Copy out all lines of the records in which the word "einmal" appears.
────────────────────────────────────────
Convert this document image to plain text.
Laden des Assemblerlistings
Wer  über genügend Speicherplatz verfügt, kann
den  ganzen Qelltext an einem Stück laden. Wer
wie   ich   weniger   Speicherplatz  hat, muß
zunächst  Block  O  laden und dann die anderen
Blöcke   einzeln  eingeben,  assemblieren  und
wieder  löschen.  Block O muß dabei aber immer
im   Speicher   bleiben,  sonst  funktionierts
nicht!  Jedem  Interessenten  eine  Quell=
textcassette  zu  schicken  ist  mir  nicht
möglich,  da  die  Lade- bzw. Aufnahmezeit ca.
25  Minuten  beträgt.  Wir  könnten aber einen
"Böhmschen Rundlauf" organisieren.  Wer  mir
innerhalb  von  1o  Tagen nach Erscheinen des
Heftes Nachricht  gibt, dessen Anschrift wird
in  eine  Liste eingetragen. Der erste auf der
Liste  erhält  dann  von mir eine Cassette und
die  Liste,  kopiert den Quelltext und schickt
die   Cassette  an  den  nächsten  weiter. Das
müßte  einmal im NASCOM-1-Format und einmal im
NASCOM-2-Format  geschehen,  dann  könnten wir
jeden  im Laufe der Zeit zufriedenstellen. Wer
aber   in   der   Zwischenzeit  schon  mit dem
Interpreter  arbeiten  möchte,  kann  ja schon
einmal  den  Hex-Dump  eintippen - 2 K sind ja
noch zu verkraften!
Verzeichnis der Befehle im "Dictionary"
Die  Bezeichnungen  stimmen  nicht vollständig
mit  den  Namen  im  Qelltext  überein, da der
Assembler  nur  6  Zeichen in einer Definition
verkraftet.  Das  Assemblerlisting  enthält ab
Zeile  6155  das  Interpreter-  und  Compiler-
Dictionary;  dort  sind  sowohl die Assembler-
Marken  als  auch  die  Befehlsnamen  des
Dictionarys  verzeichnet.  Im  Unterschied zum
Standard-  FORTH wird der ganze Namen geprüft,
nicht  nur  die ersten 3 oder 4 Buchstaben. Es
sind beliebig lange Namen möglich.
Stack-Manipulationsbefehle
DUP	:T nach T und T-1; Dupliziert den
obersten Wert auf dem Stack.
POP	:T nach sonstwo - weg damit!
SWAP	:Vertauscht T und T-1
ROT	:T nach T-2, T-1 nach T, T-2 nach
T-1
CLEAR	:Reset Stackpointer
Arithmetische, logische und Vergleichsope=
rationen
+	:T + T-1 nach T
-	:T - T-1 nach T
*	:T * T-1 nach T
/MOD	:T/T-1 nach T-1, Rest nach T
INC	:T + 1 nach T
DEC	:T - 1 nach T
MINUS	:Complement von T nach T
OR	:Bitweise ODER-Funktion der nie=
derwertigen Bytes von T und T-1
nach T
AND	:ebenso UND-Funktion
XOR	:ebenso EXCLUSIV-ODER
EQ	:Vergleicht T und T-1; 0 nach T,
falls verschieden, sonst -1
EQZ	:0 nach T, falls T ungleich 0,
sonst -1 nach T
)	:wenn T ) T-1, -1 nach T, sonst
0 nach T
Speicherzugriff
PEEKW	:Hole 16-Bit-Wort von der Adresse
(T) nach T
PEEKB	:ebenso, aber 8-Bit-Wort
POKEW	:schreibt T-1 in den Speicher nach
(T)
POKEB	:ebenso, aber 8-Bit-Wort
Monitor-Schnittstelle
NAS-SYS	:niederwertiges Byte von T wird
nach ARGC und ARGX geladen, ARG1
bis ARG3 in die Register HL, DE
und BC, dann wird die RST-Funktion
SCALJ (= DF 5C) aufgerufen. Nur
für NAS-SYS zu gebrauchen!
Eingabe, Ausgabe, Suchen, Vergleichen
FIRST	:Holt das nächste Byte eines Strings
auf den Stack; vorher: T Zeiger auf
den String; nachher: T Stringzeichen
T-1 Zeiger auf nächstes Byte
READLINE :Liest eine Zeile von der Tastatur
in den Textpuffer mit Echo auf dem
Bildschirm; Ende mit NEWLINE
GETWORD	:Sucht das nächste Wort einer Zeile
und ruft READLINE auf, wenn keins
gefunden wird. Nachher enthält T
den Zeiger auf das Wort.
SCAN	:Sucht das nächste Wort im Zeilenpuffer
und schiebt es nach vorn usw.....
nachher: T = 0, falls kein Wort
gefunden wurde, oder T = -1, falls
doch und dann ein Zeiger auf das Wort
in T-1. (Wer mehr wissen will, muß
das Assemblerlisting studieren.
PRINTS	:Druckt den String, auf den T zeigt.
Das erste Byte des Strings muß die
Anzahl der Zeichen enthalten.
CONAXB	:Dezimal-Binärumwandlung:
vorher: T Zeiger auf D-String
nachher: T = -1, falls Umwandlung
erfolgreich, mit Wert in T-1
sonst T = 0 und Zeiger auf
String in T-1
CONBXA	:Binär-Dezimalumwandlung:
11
────────────────────────────────────────
• [COMPLETE OUTPUT]:
müßte  einmal im NASCOM-1-Format und einmal im
einmal  den  Hex-Dump  eintippen - 2 K sind ja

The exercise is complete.